▶ **GIVEN EXERCISE**:
Copy every line of the listing exactly.

** START SOURCE RECORDS **

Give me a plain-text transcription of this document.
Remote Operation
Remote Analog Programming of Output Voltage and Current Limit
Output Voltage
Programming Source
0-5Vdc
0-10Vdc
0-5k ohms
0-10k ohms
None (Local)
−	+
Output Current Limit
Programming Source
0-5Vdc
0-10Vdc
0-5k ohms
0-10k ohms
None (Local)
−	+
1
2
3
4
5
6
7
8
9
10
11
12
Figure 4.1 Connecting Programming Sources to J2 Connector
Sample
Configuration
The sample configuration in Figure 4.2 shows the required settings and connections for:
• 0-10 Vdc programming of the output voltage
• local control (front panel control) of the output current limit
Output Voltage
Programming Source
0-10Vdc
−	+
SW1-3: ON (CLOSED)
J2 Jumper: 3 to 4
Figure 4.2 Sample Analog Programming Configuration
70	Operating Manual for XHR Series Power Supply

** END SOURCE RECORDS **

▶ **WRITTEN ANSWER**:
Give me a plain-text transcription of this document.
Remote Operation
Remote Analog Programming of Output Voltage and Current Limit
Output Voltage
Programming Source
0-5Vdc
0-10Vdc
0-5k ohms
0-10k ohms
None (Local)
−	+
Output Current Limit
Programming Source
0-5Vdc
0-10Vdc
0-5k ohms
0-10k ohms
None (Local)
−	+
1
2
3
4
5
6
7
8
9
10
11
12
Figure 4.1 Connecting Programming Sources to J2 Connector
Sample
Configuration
The sample configuration in Figure 4.2 shows the required settings and connections for:
• 0-10 Vdc programming of the output voltage
• local control (front panel control) of the output current limit
Output Voltage
Programming Source
0-10Vdc
−	+
SW1-3: ON (CLOSED)
J2 Jumper: 3 to 4
Figure 4.2 Sample Analog Programming Configuration
70	Operating Manual for XHR Series Power Supply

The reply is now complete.